**INSTRUCTIONS FOR THE TASK:** Reproduce the lines of the material exactly, excluding every image.

**LISTING:**
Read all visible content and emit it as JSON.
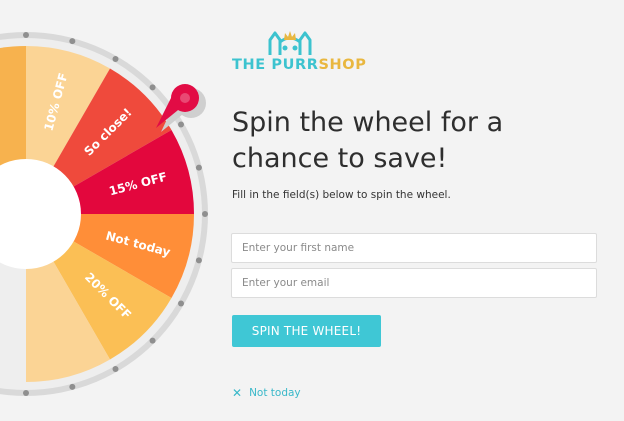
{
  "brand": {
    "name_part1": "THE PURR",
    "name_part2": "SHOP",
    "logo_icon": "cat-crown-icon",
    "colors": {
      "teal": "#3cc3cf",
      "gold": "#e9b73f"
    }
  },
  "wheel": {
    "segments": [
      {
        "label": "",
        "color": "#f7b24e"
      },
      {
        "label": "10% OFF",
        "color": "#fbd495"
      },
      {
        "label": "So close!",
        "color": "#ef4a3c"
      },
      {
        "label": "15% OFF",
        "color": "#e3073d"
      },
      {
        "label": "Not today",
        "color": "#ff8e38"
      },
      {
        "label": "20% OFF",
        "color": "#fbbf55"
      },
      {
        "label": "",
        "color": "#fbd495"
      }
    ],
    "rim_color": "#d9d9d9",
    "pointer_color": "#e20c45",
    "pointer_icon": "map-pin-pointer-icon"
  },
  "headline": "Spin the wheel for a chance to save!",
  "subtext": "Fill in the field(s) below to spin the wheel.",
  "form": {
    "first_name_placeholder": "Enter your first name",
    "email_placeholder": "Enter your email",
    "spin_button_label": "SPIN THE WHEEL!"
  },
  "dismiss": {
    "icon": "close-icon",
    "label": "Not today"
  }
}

**COMPLETED EXERCISE:**
Read all visible content and emit it as JSON.
{
  "brand": {
    "name_part1": "THE PURR",
    "name_part2": "SHOP",
    "logo_icon": "cat-crown-icon",
    "colors": {
      "teal": "#3cc3cf",
      "gold": "#e9b73f"
    }
  },
  "wheel": {
    "segments": [
      {
        "label": "",
        "color": "#f7b24e"
      },
      {
        "label": "10% OFF",
        "color": "#fbd495"
      },
      {
        "label": "So close!",
        "color": "#ef4a3c"
      },
      {
        "label": "15% OFF",
        "color": "#e3073d"
      },
      {
        "label": "Not today",
        "color": "#ff8e38"
      },
      {
        "label": "20% OFF",
        "color": "#fbbf55"
      },
      {
        "label": "",
        "color": "#fbd495"
      }
    ],
    "rim_color": "#d9d9d9",
    "pointer_color": "#e20c45",
    "pointer_icon": "map-pin-pointer-icon"
  },
  "headline": "Spin the wheel for a chance to save!",
  "subtext": "Fill in the field(s) below to spin the wheel.",
  "form": {
    "first_name_placeholder": "Enter your first name",
    "email_placeholder": "Enter your email",
    "spin_button_label": "SPIN THE WHEEL!"
  },
  "dismiss": {
    "icon": "close-icon",
    "label": "Not today"
  }
}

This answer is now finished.